SOURCE MATERIAL:
******
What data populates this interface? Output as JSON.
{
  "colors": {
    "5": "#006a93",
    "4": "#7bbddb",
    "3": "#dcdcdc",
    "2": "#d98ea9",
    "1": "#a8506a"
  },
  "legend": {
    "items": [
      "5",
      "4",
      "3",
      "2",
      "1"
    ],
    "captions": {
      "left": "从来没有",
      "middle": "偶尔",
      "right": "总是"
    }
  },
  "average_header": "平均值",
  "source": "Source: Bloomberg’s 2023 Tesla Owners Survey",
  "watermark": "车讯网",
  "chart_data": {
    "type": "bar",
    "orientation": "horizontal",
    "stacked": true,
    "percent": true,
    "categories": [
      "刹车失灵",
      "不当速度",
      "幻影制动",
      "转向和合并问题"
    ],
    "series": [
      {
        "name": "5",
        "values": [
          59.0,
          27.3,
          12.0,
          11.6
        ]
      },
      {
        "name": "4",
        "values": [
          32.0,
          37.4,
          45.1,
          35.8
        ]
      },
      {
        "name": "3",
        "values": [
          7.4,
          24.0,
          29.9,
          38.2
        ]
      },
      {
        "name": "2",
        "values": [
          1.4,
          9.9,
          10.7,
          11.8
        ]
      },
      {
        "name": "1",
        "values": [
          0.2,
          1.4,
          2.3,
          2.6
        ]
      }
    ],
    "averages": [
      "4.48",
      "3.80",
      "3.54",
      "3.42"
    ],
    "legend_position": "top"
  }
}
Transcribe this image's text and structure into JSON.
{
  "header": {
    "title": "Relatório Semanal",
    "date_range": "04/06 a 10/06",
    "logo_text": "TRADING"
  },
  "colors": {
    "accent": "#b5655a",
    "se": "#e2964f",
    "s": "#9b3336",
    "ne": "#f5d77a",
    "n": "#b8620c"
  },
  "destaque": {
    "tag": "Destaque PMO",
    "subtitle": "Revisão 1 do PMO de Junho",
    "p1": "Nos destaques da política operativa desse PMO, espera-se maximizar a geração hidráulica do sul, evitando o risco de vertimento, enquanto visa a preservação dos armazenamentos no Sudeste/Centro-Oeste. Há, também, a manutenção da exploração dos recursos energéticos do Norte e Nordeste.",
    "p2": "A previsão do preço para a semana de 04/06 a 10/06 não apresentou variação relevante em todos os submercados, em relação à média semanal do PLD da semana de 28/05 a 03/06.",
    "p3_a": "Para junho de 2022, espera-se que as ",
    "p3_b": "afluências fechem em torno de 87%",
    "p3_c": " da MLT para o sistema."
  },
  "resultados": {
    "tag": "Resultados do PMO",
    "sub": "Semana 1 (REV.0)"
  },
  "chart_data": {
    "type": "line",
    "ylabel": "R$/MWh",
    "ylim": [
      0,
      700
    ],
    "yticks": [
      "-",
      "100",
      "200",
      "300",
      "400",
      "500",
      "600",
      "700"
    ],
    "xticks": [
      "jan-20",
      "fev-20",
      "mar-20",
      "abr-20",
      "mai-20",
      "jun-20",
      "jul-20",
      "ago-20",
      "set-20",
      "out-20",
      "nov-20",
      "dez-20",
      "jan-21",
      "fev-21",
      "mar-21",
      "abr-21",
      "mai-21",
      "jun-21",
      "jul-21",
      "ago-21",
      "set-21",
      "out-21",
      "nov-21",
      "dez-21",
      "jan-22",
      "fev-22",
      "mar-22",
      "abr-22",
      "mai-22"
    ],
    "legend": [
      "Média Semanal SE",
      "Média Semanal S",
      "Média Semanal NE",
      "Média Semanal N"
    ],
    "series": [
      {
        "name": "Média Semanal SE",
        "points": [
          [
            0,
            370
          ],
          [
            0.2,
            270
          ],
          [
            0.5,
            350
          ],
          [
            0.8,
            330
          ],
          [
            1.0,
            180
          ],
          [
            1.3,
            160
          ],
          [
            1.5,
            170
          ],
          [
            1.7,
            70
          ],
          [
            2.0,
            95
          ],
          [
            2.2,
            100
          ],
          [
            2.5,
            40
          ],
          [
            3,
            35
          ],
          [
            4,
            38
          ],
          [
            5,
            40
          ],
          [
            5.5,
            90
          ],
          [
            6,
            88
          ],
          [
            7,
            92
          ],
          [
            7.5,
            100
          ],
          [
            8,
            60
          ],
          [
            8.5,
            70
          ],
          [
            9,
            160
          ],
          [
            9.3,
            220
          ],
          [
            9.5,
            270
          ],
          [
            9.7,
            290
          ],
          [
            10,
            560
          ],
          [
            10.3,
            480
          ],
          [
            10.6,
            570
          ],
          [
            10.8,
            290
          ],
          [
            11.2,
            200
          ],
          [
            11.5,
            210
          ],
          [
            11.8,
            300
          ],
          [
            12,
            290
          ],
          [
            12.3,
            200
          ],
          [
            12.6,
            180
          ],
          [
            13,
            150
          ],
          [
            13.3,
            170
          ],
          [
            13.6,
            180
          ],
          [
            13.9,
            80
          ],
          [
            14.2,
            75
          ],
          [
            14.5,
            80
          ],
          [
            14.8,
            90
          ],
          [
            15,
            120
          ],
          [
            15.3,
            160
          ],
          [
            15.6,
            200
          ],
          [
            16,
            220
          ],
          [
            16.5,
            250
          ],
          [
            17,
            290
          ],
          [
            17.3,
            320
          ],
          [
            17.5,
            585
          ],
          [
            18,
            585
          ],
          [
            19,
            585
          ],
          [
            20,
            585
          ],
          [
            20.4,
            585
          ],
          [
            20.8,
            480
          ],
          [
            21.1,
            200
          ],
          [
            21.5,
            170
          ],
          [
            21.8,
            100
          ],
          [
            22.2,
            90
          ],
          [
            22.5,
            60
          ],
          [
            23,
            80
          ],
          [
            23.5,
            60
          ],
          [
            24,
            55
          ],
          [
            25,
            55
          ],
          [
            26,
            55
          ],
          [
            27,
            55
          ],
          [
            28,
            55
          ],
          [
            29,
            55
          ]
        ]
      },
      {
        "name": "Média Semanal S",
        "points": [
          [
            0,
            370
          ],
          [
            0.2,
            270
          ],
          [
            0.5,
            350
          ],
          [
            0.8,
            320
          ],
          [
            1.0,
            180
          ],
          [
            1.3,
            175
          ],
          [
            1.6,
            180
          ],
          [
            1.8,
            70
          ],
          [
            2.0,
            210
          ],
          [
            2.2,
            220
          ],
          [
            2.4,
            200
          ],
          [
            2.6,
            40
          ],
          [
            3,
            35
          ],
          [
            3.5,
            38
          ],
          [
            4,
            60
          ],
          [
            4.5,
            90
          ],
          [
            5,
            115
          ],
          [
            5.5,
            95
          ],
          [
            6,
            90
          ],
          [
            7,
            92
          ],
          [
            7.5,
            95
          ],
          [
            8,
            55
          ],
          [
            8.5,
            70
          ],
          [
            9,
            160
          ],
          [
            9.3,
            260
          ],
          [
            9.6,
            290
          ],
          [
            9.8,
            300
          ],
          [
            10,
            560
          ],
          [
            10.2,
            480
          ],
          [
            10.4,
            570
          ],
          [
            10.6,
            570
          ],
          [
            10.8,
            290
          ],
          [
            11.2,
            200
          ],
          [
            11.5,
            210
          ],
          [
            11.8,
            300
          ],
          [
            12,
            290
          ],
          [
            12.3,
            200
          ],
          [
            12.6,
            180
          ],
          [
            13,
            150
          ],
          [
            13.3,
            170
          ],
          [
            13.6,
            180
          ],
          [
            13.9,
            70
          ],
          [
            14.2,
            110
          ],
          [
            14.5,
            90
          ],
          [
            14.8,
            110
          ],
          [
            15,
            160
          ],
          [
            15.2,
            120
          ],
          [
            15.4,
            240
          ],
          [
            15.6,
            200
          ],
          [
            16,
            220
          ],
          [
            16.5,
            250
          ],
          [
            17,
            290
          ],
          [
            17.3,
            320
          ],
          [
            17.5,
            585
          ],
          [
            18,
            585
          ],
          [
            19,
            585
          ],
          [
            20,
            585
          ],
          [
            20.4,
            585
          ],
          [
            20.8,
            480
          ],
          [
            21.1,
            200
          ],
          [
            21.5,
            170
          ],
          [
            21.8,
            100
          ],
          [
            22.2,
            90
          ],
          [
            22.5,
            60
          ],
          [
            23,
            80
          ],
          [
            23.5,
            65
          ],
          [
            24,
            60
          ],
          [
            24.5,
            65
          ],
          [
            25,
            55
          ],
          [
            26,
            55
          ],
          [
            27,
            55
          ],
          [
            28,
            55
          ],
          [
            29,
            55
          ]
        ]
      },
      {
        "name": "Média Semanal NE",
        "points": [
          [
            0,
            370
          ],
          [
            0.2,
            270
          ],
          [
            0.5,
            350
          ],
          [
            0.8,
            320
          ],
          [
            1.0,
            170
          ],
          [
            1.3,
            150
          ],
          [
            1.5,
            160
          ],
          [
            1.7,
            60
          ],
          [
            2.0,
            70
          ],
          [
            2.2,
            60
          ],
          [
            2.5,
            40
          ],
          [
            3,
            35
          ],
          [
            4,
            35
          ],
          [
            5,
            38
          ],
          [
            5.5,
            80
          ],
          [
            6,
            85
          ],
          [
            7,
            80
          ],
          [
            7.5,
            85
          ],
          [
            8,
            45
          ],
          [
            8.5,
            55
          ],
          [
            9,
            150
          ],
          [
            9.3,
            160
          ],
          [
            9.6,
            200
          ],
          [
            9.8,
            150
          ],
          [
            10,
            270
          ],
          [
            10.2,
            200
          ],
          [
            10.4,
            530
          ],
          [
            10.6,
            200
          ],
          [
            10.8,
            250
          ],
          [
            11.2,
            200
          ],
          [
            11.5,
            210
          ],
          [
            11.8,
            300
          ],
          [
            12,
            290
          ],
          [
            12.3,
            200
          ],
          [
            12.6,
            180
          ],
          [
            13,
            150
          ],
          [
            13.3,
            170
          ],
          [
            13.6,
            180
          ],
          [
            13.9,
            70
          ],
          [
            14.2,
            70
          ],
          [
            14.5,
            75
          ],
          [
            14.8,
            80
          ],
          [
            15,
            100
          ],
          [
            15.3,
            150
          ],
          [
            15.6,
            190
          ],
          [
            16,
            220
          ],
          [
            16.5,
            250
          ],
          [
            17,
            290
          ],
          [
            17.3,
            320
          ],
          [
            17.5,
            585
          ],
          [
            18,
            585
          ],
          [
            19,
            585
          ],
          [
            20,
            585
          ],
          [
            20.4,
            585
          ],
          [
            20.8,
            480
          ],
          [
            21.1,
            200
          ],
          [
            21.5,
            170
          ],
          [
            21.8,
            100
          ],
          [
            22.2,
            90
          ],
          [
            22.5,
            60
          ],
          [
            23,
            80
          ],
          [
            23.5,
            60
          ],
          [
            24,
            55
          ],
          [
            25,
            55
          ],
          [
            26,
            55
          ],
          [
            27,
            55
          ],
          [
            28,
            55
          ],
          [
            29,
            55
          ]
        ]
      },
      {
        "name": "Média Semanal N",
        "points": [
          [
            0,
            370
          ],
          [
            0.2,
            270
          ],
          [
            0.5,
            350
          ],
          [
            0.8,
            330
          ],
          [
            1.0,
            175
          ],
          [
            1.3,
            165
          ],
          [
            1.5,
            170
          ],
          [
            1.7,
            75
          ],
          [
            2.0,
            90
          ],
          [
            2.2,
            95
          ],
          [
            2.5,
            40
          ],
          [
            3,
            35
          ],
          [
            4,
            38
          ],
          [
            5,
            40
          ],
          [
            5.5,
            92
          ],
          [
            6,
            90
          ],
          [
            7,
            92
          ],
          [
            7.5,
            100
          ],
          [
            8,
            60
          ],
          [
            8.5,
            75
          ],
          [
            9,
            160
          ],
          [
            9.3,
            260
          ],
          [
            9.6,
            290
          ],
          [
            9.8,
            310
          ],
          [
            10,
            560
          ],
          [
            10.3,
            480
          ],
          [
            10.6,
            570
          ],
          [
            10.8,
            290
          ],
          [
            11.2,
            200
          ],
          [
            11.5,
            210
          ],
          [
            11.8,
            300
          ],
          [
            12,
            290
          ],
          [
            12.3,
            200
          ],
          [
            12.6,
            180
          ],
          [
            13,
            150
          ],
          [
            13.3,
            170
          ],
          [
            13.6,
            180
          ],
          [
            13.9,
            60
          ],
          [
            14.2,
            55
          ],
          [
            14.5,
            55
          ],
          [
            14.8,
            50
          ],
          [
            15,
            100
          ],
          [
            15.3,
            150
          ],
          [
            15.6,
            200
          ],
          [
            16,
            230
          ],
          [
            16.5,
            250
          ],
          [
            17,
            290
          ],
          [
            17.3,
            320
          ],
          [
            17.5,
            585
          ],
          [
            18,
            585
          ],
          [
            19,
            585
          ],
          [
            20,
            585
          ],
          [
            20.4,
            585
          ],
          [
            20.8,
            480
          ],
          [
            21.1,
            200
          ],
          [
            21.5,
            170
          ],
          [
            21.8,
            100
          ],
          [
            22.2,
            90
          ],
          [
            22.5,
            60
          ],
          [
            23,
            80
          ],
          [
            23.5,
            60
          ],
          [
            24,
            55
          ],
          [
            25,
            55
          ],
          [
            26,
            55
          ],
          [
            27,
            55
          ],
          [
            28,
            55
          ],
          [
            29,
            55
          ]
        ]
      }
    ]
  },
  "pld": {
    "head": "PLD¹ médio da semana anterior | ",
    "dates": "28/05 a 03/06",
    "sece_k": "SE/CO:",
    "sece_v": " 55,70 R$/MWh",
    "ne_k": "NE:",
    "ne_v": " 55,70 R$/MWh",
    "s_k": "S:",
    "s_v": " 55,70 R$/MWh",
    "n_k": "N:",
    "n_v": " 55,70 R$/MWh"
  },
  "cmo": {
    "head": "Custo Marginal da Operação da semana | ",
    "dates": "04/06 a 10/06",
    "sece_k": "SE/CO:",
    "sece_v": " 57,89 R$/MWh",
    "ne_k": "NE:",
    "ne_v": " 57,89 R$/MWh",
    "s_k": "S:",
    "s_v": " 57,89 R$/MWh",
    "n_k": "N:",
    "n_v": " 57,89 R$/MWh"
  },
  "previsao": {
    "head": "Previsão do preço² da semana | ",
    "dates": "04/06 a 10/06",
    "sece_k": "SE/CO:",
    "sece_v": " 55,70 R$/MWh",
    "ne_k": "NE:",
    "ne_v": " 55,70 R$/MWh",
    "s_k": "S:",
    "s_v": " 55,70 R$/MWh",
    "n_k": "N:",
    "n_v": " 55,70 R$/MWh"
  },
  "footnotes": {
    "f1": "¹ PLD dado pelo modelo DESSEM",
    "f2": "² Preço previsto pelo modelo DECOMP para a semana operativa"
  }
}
******
SET TASK:
Copy every single line of the material above that holds "modelo".

WRITTEN REPLY:
    "f1": "¹ PLD dado pelo modelo DESSEM",
    "f2": "² Preço previsto pelo modelo DECOMP para a semana operativa"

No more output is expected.